## Items from a figure collection

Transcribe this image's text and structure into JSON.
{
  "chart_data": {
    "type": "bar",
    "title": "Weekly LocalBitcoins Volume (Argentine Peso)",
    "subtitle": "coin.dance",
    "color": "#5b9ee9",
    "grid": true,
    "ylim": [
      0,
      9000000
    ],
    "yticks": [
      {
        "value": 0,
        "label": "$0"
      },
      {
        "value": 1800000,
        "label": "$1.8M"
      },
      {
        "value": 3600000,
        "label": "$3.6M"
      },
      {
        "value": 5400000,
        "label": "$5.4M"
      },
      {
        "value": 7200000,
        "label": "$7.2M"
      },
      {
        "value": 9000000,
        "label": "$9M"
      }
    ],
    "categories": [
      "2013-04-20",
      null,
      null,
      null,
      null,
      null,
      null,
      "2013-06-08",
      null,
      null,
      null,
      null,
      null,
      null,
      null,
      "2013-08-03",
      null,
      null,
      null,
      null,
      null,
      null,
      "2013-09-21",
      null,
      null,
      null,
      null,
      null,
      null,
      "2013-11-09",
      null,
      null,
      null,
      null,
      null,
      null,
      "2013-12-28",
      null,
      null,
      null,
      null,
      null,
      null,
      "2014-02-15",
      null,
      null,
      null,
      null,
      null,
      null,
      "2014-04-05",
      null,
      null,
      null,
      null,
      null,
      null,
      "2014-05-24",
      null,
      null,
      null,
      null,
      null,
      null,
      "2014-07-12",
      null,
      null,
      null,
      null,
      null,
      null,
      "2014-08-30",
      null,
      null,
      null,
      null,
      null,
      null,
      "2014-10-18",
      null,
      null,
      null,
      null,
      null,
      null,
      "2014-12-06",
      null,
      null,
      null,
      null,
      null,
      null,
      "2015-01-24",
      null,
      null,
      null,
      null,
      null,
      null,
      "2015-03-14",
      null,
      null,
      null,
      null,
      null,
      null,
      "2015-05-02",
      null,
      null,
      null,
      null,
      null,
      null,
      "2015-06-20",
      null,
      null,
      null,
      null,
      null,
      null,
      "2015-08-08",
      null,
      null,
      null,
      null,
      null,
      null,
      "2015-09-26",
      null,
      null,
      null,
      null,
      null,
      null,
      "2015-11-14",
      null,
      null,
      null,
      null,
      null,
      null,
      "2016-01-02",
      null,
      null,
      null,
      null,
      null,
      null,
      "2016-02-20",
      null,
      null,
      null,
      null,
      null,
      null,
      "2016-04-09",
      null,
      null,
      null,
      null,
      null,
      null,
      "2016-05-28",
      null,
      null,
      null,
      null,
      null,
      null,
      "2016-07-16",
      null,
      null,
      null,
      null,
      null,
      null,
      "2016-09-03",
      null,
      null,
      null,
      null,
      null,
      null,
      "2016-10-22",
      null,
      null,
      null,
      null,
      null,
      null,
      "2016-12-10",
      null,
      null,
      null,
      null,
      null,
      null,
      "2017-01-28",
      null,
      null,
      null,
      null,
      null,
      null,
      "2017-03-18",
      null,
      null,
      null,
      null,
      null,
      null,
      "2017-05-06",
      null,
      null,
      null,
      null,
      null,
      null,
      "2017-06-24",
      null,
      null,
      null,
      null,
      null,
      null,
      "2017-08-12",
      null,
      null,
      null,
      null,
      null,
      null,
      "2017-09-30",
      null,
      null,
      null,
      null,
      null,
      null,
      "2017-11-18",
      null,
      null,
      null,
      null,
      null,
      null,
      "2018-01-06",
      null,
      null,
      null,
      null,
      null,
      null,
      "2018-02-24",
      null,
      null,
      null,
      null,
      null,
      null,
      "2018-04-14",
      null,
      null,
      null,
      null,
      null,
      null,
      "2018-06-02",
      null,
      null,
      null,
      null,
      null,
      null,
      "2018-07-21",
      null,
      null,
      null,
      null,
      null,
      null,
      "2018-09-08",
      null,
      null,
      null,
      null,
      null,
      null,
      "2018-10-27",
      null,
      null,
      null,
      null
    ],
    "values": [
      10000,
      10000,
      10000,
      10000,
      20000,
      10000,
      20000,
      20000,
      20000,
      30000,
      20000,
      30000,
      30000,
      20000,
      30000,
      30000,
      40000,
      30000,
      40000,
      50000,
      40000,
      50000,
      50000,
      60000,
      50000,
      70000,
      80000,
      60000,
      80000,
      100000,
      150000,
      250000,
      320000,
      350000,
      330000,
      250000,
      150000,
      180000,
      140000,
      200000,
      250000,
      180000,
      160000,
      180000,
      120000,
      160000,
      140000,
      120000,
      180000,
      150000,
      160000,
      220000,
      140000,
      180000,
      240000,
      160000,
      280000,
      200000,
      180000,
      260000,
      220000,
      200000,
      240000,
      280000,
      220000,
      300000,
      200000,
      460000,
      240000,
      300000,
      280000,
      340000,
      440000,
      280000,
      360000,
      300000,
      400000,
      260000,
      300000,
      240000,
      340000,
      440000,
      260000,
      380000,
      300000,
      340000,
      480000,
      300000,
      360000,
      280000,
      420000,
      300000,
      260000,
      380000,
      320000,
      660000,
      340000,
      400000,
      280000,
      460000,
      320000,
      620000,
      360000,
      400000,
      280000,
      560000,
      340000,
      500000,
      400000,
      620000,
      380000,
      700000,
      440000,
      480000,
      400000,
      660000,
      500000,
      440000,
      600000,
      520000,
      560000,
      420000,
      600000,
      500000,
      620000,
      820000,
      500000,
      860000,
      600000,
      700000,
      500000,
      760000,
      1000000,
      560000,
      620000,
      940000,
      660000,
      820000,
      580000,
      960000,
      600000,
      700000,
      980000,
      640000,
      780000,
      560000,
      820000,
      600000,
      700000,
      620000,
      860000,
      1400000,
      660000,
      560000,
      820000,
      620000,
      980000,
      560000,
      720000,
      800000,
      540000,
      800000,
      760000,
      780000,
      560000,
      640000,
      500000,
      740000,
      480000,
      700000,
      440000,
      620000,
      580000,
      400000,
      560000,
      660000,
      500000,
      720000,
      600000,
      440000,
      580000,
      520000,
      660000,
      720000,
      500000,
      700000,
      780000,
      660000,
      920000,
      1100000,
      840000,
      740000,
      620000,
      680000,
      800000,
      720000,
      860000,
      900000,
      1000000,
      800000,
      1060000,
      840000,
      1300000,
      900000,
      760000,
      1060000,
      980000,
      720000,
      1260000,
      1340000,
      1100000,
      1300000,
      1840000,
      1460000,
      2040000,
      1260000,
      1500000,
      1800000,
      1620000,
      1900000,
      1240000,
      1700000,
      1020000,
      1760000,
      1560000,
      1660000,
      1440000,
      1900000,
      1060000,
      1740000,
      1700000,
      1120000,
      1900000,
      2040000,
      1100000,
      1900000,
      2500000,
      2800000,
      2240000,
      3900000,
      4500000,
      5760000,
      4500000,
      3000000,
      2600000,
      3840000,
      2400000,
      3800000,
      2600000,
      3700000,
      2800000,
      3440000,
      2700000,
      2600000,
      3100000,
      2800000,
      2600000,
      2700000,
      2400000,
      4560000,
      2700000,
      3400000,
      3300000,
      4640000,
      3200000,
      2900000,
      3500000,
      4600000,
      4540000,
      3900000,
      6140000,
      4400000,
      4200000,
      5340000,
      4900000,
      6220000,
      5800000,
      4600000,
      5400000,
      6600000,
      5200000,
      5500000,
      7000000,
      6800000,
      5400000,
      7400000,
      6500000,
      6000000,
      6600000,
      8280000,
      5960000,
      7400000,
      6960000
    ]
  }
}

## Directions
In the lines above, locate the string "label". Copy every line where it occurs.

## Full solution
        "label": "$0"
        "label": "$1.8M"
        "label": "$3.6M"
        "label": "$5.4M"
        "label": "$7.2M"
        "label": "$9M"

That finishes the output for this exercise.